*** Article ***
Question

How do you find intercepts, extrema, points of inflections, asymptotes and graph `y=xsqrt(16-x^2)`?

Answer 1

`f(x) = x sqrt(16-x^2)` is defined for `x in [-4,4]`, has no asymptotes, intercepts `y=0` at `x_1=-4`, `x_2 = 0`, `x_3 = 4`, has an absolute minimum for `x_m=-2sqrt(2)` and absolute maximum at `x_M= 2sqrt(2)` and an inflection point for `x=0`.

Explanation:

Consider:

`f(x) = xsqrt(16-x^2)`

The function is defined for `16-x^2 >=0` that is for `x in [-4,4]` and it is continuous in its domain.

At the function is continuous in a compact domain, it cannot have asymptotes.

(1) We can find the intercepts solving the equation:

`xsqrt(16-x^2) = 0`

which yields three roots:

`x_1=-4`, `x_2 = 0`, `x_3 = 4`

(2) Calculate the first derivative:

`f'(x) = sqrt(16-x^2) -x^2/sqrt(16-x^2)= (16-x^2-x^2)/sqrt(16-x^2) = (16-2x^2)/sqrt(16-x^2)`

so `f(x)` is only differentiable in the open interval `x in (-4,4)`, and the critical points can be determined as:

`f'(x) = 0`

`(16-2x^2)/sqrt(16-x^2)=0`

`16-2x^2 = 0`

`x= +-2sqrt(2)`

Solving the inequality:

`f'(x) > 0`

we can see that:

`(16-2x^2)/sqrt(16-x^2)>0` for `abs (x) < 2sqrt(2)`

This means that `f(x)` is:

• decreasing in the interval `x in [-4,-2sqrt(2)]`

• increasing in the interval `x in [-2sqrt(2),2sqrt(2)]`

• decreasing in the interval `x in [2sqrt(2),4]`

and thus:

• `x_m = -2sqrt(2)` is a local minimum
• `x_M = 2sqrt(2)` is a local maximum

Based on Weierstrass' Theorem, as `f(x)` is continuous in a compact domain it also has absolute minimum and maximum, and we can easily check that `x_m` and `x_M` are the absolute minimum and maximum respectively.

(3) We calculate the second derivative:

`f''(x) = frac (-4x sqrt(16-x^2) +x (16-2x^2) /sqrt(16-x^2)) (16-x^2)= frac (-4x (16-x^2) +x (16-2x^2) ) ((16-x^2)^(3/2))= frac (x (-64+4x^2+16-2x^2) ) ((16-x^2)^(3/2)) = frac (2x (x^2-24) ) ((16-x^2)^(3/2))`

and we can see that `f(x)`has only one inflection point in its domain at `x=0`, since `x^2-24 < 0` for `x in (-4,4)`, so that:

• `f''(x) > 0` for `x in (-4,0)` and so `f(x)` is concave up.
• `f''(x) < 0` for `x in (0,4)` and so `f(x)` is concave down.

graph{x sqrt(16-x^2) [-20, 20, -10, 10]}

Answer 2

See explanation.
*** Supplied information ***
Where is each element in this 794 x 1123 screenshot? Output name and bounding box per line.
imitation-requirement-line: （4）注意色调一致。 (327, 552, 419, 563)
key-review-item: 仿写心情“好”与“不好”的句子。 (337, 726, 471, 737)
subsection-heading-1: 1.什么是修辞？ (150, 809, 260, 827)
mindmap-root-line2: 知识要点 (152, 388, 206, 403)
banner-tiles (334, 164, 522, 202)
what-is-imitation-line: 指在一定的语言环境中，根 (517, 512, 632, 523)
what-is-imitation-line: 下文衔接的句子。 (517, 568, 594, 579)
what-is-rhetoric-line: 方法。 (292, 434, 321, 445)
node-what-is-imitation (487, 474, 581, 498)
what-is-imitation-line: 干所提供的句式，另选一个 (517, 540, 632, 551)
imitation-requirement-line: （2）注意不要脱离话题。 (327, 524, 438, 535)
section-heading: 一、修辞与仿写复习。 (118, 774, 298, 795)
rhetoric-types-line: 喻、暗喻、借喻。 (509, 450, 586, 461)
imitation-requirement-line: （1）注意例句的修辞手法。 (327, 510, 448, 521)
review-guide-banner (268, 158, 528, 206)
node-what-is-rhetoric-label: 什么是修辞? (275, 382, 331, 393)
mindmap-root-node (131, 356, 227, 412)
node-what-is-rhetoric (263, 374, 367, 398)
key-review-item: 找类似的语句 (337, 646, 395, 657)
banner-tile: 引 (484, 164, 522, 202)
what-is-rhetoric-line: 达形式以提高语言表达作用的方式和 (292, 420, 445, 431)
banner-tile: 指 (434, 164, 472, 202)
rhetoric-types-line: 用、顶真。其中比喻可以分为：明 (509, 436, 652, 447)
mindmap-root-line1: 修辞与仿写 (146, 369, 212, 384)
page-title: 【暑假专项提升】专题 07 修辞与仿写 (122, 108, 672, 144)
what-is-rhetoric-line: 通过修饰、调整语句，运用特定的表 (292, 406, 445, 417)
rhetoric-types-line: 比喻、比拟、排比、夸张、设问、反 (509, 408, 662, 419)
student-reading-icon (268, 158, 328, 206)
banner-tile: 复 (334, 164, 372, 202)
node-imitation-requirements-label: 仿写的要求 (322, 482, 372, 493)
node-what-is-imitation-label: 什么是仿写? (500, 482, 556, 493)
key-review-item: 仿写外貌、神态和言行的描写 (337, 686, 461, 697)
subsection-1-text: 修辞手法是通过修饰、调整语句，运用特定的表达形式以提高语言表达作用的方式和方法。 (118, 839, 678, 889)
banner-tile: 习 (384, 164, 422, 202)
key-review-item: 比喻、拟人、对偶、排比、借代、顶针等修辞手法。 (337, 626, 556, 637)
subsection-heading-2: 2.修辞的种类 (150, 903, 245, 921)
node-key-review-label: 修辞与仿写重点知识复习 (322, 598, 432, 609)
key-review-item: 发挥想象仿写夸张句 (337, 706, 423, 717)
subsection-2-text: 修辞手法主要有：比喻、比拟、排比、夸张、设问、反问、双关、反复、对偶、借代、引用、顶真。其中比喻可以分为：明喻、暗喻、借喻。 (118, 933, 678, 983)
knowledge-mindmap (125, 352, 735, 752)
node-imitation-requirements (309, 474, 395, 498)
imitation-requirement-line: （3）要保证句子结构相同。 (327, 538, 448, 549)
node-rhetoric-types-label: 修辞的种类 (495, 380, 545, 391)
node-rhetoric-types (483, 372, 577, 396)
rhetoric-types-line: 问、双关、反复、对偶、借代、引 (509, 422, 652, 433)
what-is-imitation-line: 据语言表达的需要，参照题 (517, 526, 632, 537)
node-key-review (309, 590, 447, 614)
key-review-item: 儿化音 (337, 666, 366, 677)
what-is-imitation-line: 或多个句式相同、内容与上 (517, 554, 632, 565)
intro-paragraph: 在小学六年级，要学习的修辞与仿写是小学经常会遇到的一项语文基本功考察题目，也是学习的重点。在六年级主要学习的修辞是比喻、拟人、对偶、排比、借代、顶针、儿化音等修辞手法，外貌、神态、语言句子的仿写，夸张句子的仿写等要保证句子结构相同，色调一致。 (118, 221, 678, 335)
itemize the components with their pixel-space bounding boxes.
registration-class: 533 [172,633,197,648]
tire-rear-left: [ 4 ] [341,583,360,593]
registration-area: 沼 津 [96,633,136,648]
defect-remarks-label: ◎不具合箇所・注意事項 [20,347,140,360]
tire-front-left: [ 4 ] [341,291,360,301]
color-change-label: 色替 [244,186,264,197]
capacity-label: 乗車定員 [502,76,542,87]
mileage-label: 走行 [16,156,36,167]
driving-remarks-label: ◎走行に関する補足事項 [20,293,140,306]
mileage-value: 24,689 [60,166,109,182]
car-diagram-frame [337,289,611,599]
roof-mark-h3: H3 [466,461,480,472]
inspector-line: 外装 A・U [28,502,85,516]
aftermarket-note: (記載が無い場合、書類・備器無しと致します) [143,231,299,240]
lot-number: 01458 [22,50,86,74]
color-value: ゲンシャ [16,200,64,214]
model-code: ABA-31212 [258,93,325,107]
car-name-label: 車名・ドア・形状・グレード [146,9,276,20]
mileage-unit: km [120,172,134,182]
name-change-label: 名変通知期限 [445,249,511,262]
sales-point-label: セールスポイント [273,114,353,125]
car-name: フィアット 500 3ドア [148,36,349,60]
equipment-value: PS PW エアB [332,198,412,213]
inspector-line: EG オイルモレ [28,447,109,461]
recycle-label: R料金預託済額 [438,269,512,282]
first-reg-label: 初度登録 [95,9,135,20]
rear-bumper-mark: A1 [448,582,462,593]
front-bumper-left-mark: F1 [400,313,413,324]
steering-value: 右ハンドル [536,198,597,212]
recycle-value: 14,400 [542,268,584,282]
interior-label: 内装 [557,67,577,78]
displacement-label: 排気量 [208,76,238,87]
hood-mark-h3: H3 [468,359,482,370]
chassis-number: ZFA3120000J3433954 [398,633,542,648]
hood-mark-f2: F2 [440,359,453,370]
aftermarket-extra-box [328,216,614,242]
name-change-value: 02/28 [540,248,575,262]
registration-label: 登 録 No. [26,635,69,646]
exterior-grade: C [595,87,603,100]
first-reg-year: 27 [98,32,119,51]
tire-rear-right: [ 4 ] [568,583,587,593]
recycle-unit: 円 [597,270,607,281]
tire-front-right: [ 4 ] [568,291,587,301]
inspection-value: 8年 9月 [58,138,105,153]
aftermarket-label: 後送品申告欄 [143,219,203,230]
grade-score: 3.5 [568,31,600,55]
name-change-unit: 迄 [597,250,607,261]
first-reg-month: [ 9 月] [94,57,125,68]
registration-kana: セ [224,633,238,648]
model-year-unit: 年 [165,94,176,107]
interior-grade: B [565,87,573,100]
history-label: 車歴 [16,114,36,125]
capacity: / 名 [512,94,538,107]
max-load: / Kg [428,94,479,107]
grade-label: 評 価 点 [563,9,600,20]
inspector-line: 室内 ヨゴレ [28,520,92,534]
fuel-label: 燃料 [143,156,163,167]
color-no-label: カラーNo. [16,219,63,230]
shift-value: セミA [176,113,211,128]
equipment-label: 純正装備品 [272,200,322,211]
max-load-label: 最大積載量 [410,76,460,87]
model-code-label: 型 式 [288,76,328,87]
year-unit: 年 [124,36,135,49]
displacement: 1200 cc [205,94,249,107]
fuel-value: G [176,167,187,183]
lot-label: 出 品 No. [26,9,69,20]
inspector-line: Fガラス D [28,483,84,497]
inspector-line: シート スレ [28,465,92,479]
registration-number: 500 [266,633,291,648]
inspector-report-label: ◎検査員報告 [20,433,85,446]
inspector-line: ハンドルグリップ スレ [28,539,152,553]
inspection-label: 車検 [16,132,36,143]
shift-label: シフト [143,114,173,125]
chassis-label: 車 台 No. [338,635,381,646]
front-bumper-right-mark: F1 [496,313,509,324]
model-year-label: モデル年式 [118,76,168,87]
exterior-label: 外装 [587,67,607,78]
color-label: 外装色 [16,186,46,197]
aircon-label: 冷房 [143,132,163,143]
***
## Set of tasks
(1) Do the following statements agree with the thread above? Answer yes or no for each, quoting the words from the thread that decide it.
(a) The function has no asymptotes.
(b) The function is differentiable on the closed interval from -4 to 4.
(c) The function is concave down for x between -4 and 0.
(2) In the thread above, which theorem is cited to show that the function has an absolute minimum and maximum?

## Answers to the problems
(1)
(a) Yes: "it cannot have asymptotes"
(b) No: "`f(x)` is only differentiable in the open interval `x in (-4,4)`"
(c) No: "`f''(x) > 0` for `x in (-4,0)` and so `f(x)` is concave up."

(2) Weierstrass' Theorem